Pictures stay out; everything else in the records below is copied exactly.

### Data provided
** begin **

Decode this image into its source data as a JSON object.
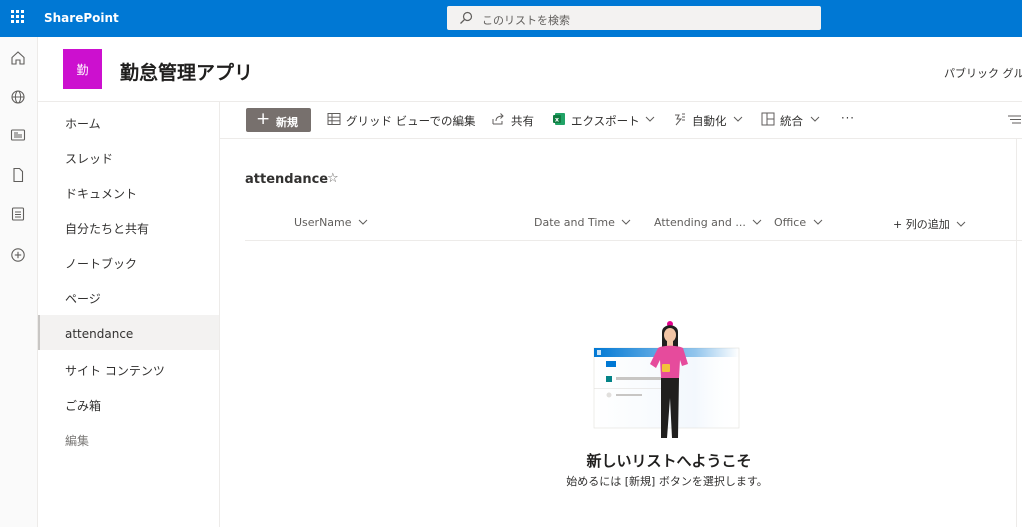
{
  "app": {
    "brand": "SharePoint",
    "search_placeholder": "このリストを検索"
  },
  "site": {
    "logo_text": "勤",
    "logo_color": "#cc10cf",
    "title": "勤怠管理アプリ",
    "group_label": "パブリック グル"
  },
  "leftnav": {
    "items": [
      {
        "label": "ホーム"
      },
      {
        "label": "スレッド"
      },
      {
        "label": "ドキュメント"
      },
      {
        "label": "自分たちと共有"
      },
      {
        "label": "ノートブック"
      },
      {
        "label": "ページ"
      },
      {
        "label": "attendance"
      },
      {
        "label": "サイト コンテンツ"
      },
      {
        "label": "ごみ箱"
      },
      {
        "label": "編集"
      }
    ],
    "active": "attendance"
  },
  "commandbar": {
    "new_label": "新規",
    "grid_edit_label": "グリッド ビューでの編集",
    "share_label": "共有",
    "export_label": "エクスポート",
    "automate_label": "自動化",
    "integrate_label": "統合",
    "more_label": "···"
  },
  "list": {
    "title": "attendance",
    "columns": [
      "UserName",
      "Date and Time",
      "Attending and ...",
      "Office"
    ],
    "add_column_label": "+ 列の追加"
  },
  "empty_state": {
    "title": "新しいリストへようこそ",
    "subtitle": "始めるには [新規] ボタンを選択します。"
  },
  "colors": {
    "suite_bar": "#0078d4",
    "new_button": "#77706d",
    "excel_green": "#107c41"
  }
}
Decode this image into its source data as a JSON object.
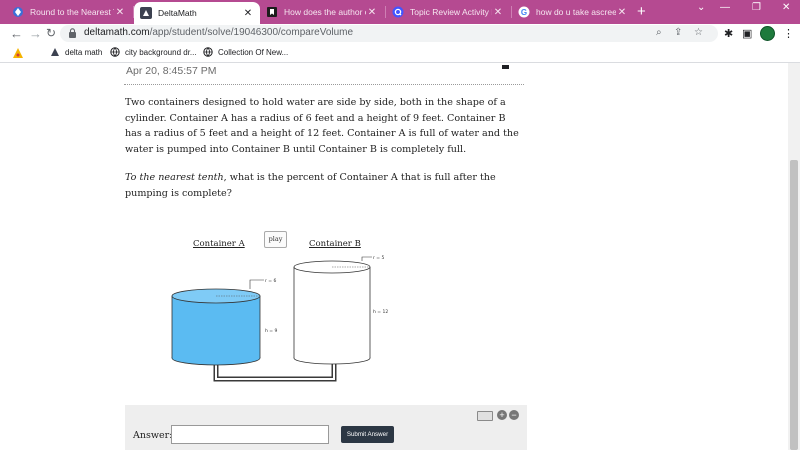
{
  "browser": {
    "tabs": [
      {
        "title": "Round to the Nearest Th...",
        "icon": "diamond-icon",
        "active": false
      },
      {
        "title": "DeltaMath",
        "icon": "deltamath-icon",
        "active": true
      },
      {
        "title": "How does the author of \"T",
        "icon": "bookmark-icon",
        "active": false
      },
      {
        "title": "Topic Review Activity Flag",
        "icon": "quizlet-icon",
        "active": false
      },
      {
        "title": "how do u take ascreensh...",
        "icon": "google-icon",
        "active": false
      }
    ],
    "url_domain": "deltamath.com",
    "url_path": "/app/student/solve/19046300/compareVolume",
    "bookmarks": [
      {
        "label": "",
        "icon": "extension-icon"
      },
      {
        "label": "delta math",
        "icon": "deltamath-icon"
      },
      {
        "label": "city background dr...",
        "icon": "globe-icon"
      },
      {
        "label": "Collection Of New...",
        "icon": "globe-icon"
      }
    ],
    "colors": {
      "tabstrip": "#b54a91",
      "profile": "#1e7a3c"
    }
  },
  "problem": {
    "timestamp": "Apr 20, 8:45:57 PM",
    "question": "Two containers designed to hold water are side by side, both in the shape of a cylinder. Container A has a radius of 6 feet and a height of 9 feet. Container B has a radius of 5 feet and a height of 12 feet. Container A is full of water and the water is pumped into Container B until Container B is completely full.",
    "prompt_italic": "To the nearest tenth",
    "prompt_rest": ", what is the percent of Container A that is full after the pumping is complete?"
  },
  "diagram": {
    "container_a_label": "Container A",
    "container_b_label": "Container B",
    "play_label": "play",
    "a_radius_label": "r = 6",
    "a_height_label": "h = 9",
    "b_radius_label": "r = 5",
    "b_height_label": "h = 12",
    "water_color": "#5bbbf2"
  },
  "answer": {
    "label": "Answer:",
    "value": "",
    "submit_label": "Submit Answer"
  }
}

** end **

### The answer
Decode this image into its source data as a JSON object.
{
  "app": {
    "brand": "SharePoint",
    "search_placeholder": "このリストを検索"
  },
  "site": {
    "logo_text": "勤",
    "logo_color": "#cc10cf",
    "title": "勤怠管理アプリ",
    "group_label": "パブリック グル"
  },
  "leftnav": {
    "items": [
      {
        "label": "ホーム"
      },
      {
        "label": "スレッド"
      },
      {
        "label": "ドキュメント"
      },
      {
        "label": "自分たちと共有"
      },
      {
        "label": "ノートブック"
      },
      {
        "label": "ページ"
      },
      {
        "label": "attendance"
      },
      {
        "label": "サイト コンテンツ"
      },
      {
        "label": "ごみ箱"
      },
      {
        "label": "編集"
      }
    ],
    "active": "attendance"
  },
  "commandbar": {
    "new_label": "新規",
    "grid_edit_label": "グリッド ビューでの編集",
    "share_label": "共有",
    "export_label": "エクスポート",
    "automate_label": "自動化",
    "integrate_label": "統合",
    "more_label": "···"
  },
  "list": {
    "title": "attendance",
    "columns": [
      "UserName",
      "Date and Time",
      "Attending and ...",
      "Office"
    ],
    "add_column_label": "+ 列の追加"
  },
  "empty_state": {
    "title": "新しいリストへようこそ",
    "subtitle": "始めるには [新規] ボタンを選択します。"
  },
  "colors": {
    "suite_bar": "#0078d4",
    "new_button": "#77706d",
    "excel_green": "#107c41"
  }
}
Decode this image into its source data as a JSON object.
{
  "browser": {
    "tabs": [
      {
        "title": "Round to the Nearest Th...",
        "icon": "diamond-icon",
        "active": false
      },
      {
        "title": "DeltaMath",
        "icon": "deltamath-icon",
        "active": true
      },
      {
        "title": "How does the author of \"T",
        "icon": "bookmark-icon",
        "active": false
      },
      {
        "title": "Topic Review Activity Flag",
        "icon": "quizlet-icon",
        "active": false
      },
      {
        "title": "how do u take ascreensh...",
        "icon": "google-icon",
        "active": false
      }
    ],
    "url_domain": "deltamath.com",
    "url_path": "/app/student/solve/19046300/compareVolume",
    "bookmarks": [
      {
        "label": "",
        "icon": "extension-icon"
      },
      {
        "label": "delta math",
        "icon": "deltamath-icon"
      },
      {
        "label": "city background dr...",
        "icon": "globe-icon"
      },
      {
        "label": "Collection Of New...",
        "icon": "globe-icon"
      }
    ],
    "colors": {
      "tabstrip": "#b54a91",
      "profile": "#1e7a3c"
    }
  },
  "problem": {
    "timestamp": "Apr 20, 8:45:57 PM",
    "question": "Two containers designed to hold water are side by side, both in the shape of a cylinder. Container A has a radius of 6 feet and a height of 9 feet. Container B has a radius of 5 feet and a height of 12 feet. Container A is full of water and the water is pumped into Container B until Container B is completely full.",
    "prompt_italic": "To the nearest tenth",
    "prompt_rest": ", what is the percent of Container A that is full after the pumping is complete?"
  },
  "diagram": {
    "container_a_label": "Container A",
    "container_b_label": "Container B",
    "play_label": "play",
    "a_radius_label": "r = 6",
    "a_height_label": "h = 9",
    "b_radius_label": "r = 5",
    "b_height_label": "h = 12",
    "water_color": "#5bbbf2"
  },
  "answer": {
    "label": "Answer:",
    "value": "",
    "submit_label": "Submit Answer"
  }
}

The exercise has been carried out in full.